## What to do
Without the images, write out all of the following entries exactly.

<<<<

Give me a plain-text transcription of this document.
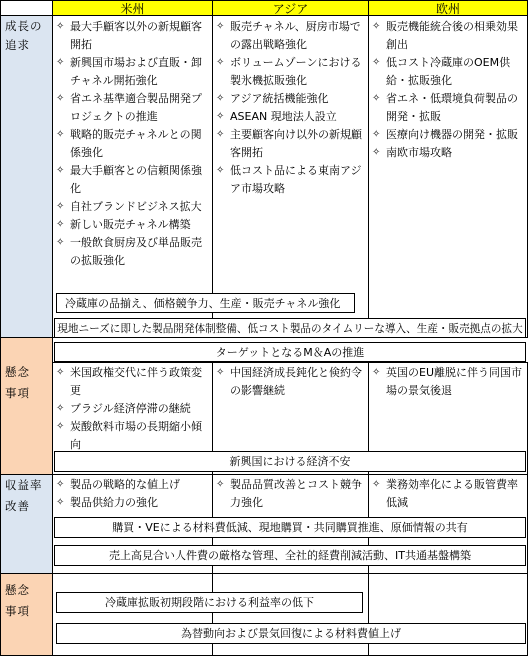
米州	アジア	欧州
成長の
追求
✧ 最大手顧客以外の新規顧客開拓
✧ 新興国市場および直販・卸チャネル開拓強化
✧ 省エネ基準適合製品開発プロジェクトの推進
✧ 戦略的販売チャネルとの関係強化
✧ 最大手顧客との信頼関係強化
✧ 自社ブランドビジネス拡大
✧ 新しい販売チャネル構築
✧ 一般飲食厨房及び単品販売の拡販強化
✧ 販売チャネル、厨房市場での露出戦略強化
✧ ボリュームゾーンにおける製氷機拡販強化
✧ アジア統括機能強化
✧ ASEAN 現地法人設立
✧ 主要顧客向け以外の新規顧客開拓
✧ 低コスト品による東南アジア市場攻略
✧ 販売機能統合後の相乗効果創出
✧ 低コスト冷蔵庫のOEM供給・拡販強化
✧ 省エネ・低環境負荷製品の開発・拡販
✧ 医療向け機器の開発・拡販
✧ 南欧市場攻略
冷蔵庫の品揃え、価格競争力、生産・販売チャネル強化
現地ニーズに即した製品開発体制整備、低コスト製品のタイムリーな導入、生産・販売拠点の拡大
ターゲットとなるM＆Aの推進
懸念
事項
✧ 米国政権交代に伴う政策変更
✧ ブラジル経済停滞の継続
✧ 炭酸飲料市場の長期縮小傾向
✧ 中国経済成長鈍化と倹約令の影響継続
✧ 英国のEU離脱に伴う同国市場の景気後退
新興国における経済不安
収益率
改善
✧ 製品の戦略的な値上げ
✧ 製品供給力の強化
✧ 製品品質改善とコスト競争力強化
✧ 業務効率化による販管費率低減
購買・VEによる材料費低減、現地購買・共同購買推進、原価情報の共有
売上高見合い人件費の厳格な管理、全社的経費削減活動、IT共通基盤構築
懸念
事項
冷蔵庫拡販初期段階における利益率の低下
為替動向および景気回復による材料費値上げ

>>>>

## Answer in full
Give me a plain-text transcription of this document.
米州	アジア	欧州
成長の
追求
✧ 最大手顧客以外の新規顧客開拓
✧ 新興国市場および直販・卸チャネル開拓強化
✧ 省エネ基準適合製品開発プロジェクトの推進
✧ 戦略的販売チャネルとの関係強化
✧ 最大手顧客との信頼関係強化
✧ 自社ブランドビジネス拡大
✧ 新しい販売チャネル構築
✧ 一般飲食厨房及び単品販売の拡販強化
✧ 販売チャネル、厨房市場での露出戦略強化
✧ ボリュームゾーンにおける製氷機拡販強化
✧ アジア統括機能強化
✧ ASEAN 現地法人設立
✧ 主要顧客向け以外の新規顧客開拓
✧ 低コスト品による東南アジア市場攻略
✧ 販売機能統合後の相乗効果創出
✧ 低コスト冷蔵庫のOEM供給・拡販強化
✧ 省エネ・低環境負荷製品の開発・拡販
✧ 医療向け機器の開発・拡販
✧ 南欧市場攻略
冷蔵庫の品揃え、価格競争力、生産・販売チャネル強化
現地ニーズに即した製品開発体制整備、低コスト製品のタイムリーな導入、生産・販売拠点の拡大
ターゲットとなるM＆Aの推進
懸念
事項
✧ 米国政権交代に伴う政策変更
✧ ブラジル経済停滞の継続
✧ 炭酸飲料市場の長期縮小傾向
✧ 中国経済成長鈍化と倹約令の影響継続
✧ 英国のEU離脱に伴う同国市場の景気後退
新興国における経済不安
収益率
改善
✧ 製品の戦略的な値上げ
✧ 製品供給力の強化
✧ 製品品質改善とコスト競争力強化
✧ 業務効率化による販管費率低減
購買・VEによる材料費低減、現地購買・共同購買推進、原価情報の共有
売上高見合い人件費の厳格な管理、全社的経費削減活動、IT共通基盤構築
懸念
事項
冷蔵庫拡販初期段階における利益率の低下
為替動向および景気回復による材料費値上げ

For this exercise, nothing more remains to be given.